#### [TASK DIRECTIONS]
Look below for the line containing "Type out the text in this image.". Output it and each remaining line of the entries exactly, and nothing else.

==== EXERCISE MATERIAL

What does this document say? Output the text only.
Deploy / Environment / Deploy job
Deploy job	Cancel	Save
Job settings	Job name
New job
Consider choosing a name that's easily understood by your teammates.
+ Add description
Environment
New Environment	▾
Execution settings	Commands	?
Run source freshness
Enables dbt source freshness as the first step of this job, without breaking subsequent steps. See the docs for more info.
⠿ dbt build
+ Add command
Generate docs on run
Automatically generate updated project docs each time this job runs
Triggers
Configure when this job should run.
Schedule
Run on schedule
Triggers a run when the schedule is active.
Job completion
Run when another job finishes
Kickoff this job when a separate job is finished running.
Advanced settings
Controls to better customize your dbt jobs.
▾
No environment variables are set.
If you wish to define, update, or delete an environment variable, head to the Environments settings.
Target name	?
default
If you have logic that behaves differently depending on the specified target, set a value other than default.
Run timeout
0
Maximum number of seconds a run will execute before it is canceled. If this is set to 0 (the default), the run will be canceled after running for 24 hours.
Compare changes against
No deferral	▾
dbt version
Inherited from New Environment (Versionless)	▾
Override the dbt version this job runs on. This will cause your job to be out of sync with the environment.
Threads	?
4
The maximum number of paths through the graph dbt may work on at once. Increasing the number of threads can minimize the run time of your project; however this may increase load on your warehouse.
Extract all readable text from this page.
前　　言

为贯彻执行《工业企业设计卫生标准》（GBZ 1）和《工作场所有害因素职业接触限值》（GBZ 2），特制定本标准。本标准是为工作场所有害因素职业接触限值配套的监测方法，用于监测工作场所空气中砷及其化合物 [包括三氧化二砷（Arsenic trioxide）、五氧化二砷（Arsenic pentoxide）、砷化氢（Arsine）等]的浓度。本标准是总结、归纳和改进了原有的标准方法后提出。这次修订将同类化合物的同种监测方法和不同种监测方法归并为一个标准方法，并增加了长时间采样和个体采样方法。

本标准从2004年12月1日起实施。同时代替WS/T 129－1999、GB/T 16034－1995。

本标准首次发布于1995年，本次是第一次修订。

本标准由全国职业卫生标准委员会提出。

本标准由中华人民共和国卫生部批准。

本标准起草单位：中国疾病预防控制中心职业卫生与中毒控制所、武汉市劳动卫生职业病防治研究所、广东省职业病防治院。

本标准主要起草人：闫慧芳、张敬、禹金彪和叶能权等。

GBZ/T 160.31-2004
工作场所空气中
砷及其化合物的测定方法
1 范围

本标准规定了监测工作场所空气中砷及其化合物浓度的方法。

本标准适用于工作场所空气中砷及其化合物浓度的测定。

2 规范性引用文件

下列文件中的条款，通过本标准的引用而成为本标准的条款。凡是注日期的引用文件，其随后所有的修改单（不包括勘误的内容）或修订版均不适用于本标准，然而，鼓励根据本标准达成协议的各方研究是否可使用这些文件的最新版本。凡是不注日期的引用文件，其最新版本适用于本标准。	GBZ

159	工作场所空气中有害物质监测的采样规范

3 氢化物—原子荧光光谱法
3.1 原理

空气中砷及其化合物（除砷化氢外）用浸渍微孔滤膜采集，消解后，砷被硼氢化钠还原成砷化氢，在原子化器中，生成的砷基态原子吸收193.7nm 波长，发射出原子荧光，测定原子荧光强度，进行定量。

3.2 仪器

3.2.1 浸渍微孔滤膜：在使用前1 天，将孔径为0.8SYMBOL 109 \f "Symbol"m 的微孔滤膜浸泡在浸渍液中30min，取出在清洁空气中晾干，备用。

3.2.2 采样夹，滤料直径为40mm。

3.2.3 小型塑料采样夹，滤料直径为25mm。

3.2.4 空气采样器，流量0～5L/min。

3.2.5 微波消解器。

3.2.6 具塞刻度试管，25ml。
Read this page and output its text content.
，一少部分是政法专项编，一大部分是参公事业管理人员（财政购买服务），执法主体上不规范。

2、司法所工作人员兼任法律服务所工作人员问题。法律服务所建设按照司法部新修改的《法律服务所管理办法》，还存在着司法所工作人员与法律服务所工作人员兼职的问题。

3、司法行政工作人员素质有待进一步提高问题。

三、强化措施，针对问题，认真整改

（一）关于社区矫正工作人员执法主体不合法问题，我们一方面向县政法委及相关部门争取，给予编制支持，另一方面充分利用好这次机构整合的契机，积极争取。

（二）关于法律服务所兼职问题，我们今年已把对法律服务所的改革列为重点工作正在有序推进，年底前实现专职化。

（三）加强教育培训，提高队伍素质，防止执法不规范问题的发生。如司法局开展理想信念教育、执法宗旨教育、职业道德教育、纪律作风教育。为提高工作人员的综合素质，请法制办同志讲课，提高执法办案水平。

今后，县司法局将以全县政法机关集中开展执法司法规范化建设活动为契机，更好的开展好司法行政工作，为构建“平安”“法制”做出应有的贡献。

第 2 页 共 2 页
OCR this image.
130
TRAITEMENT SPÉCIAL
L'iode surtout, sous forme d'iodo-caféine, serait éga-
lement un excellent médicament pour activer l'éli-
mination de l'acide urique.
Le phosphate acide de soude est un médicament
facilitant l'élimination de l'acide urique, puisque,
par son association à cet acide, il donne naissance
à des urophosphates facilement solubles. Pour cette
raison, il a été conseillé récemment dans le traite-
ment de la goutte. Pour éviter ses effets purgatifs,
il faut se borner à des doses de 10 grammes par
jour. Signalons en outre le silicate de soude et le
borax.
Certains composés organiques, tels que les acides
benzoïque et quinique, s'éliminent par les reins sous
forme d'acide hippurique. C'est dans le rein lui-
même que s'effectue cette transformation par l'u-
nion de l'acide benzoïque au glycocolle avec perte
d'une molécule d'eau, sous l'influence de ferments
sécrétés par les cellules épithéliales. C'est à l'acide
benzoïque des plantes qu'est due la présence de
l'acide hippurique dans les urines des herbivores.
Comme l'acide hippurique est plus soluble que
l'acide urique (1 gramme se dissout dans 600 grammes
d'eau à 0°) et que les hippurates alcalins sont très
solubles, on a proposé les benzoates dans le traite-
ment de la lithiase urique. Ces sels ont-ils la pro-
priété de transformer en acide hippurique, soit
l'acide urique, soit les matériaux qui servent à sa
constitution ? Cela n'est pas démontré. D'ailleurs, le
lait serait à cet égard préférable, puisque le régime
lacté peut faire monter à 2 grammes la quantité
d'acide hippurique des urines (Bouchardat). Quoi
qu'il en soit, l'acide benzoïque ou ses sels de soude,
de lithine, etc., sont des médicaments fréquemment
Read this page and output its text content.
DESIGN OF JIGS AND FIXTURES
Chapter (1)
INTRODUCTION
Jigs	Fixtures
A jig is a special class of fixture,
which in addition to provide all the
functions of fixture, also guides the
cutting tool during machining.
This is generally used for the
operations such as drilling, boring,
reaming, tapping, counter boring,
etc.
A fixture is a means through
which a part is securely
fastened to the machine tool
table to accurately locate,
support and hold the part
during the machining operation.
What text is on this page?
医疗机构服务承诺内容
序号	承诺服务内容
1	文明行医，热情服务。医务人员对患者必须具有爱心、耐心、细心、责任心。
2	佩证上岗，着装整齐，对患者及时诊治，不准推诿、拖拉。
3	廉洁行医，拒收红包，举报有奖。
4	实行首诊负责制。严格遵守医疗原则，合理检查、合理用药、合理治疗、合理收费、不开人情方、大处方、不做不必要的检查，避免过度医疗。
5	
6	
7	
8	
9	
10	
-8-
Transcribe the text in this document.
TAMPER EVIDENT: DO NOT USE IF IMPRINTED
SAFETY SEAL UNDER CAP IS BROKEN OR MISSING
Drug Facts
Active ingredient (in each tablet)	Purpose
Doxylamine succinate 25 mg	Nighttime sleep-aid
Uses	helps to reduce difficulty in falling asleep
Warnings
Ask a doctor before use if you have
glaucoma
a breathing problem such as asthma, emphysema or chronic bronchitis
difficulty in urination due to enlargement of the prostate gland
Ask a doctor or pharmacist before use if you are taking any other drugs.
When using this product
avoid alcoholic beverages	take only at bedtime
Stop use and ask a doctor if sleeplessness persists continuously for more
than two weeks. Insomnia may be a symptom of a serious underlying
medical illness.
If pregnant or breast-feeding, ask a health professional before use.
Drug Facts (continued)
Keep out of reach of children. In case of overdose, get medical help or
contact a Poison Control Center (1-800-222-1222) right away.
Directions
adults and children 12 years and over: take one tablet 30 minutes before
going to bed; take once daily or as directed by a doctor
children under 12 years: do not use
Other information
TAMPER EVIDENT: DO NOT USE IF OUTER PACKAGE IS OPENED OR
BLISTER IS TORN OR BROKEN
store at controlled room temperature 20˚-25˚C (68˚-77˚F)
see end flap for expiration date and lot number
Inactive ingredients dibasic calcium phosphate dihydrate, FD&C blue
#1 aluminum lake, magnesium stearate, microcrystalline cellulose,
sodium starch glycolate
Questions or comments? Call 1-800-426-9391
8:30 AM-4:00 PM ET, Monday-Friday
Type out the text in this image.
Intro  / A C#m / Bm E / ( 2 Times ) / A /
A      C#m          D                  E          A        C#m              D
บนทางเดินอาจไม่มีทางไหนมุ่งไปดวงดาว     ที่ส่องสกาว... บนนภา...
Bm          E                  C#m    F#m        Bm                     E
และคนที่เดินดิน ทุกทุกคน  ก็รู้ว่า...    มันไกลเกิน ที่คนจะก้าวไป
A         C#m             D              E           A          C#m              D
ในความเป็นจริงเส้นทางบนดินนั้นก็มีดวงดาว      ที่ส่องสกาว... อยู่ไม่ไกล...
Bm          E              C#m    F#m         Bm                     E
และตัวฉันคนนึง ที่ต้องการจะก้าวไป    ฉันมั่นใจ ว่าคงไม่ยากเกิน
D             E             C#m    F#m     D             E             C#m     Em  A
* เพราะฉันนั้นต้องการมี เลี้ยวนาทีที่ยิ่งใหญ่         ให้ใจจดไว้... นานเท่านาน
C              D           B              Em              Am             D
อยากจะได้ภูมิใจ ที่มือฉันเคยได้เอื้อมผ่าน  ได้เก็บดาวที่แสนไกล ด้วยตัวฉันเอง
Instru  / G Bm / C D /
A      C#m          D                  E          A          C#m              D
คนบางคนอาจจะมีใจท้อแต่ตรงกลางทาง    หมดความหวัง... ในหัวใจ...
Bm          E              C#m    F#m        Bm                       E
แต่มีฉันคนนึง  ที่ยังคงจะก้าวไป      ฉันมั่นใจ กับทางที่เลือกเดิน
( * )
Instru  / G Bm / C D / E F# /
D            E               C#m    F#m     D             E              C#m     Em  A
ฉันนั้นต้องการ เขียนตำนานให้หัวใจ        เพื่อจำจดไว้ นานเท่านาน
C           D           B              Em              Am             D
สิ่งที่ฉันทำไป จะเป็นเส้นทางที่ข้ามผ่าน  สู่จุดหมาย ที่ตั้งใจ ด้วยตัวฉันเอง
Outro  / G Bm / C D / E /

========

#### [REPLY]
Type out the text in this image.
Intro  / A C#m / Bm E / ( 2 Times ) / A /
A      C#m          D                  E          A        C#m              D
บนทางเดินอาจไม่มีทางไหนมุ่งไปดวงดาว     ที่ส่องสกาว... บนนภา...
Bm          E                  C#m    F#m        Bm                     E
และคนที่เดินดิน ทุกทุกคน  ก็รู้ว่า...    มันไกลเกิน ที่คนจะก้าวไป
A         C#m             D              E           A          C#m              D
ในความเป็นจริงเส้นทางบนดินนั้นก็มีดวงดาว      ที่ส่องสกาว... อยู่ไม่ไกล...
Bm          E              C#m    F#m         Bm                     E
และตัวฉันคนนึง ที่ต้องการจะก้าวไป    ฉันมั่นใจ ว่าคงไม่ยากเกิน
D             E             C#m    F#m     D             E             C#m     Em  A
* เพราะฉันนั้นต้องการมี เลี้ยวนาทีที่ยิ่งใหญ่         ให้ใจจดไว้... นานเท่านาน
C              D           B              Em              Am             D
อยากจะได้ภูมิใจ ที่มือฉันเคยได้เอื้อมผ่าน  ได้เก็บดาวที่แสนไกล ด้วยตัวฉันเอง
Instru  / G Bm / C D /
A      C#m          D                  E          A          C#m              D
คนบางคนอาจจะมีใจท้อแต่ตรงกลางทาง    หมดความหวัง... ในหัวใจ...
Bm          E              C#m    F#m        Bm                       E
แต่มีฉันคนนึง  ที่ยังคงจะก้าวไป      ฉันมั่นใจ กับทางที่เลือกเดิน
( * )
Instru  / G Bm / C D / E F# /
D            E               C#m    F#m     D             E              C#m     Em  A
ฉันนั้นต้องการ เขียนตำนานให้หัวใจ        เพื่อจำจดไว้ นานเท่านาน
C           D           B              Em              Am             D
สิ่งที่ฉันทำไป จะเป็นเส้นทางที่ข้ามผ่าน  สู่จุดหมาย ที่ตั้งใจ ด้วยตัวฉันเอง
Outro  / G Bm / C D / E /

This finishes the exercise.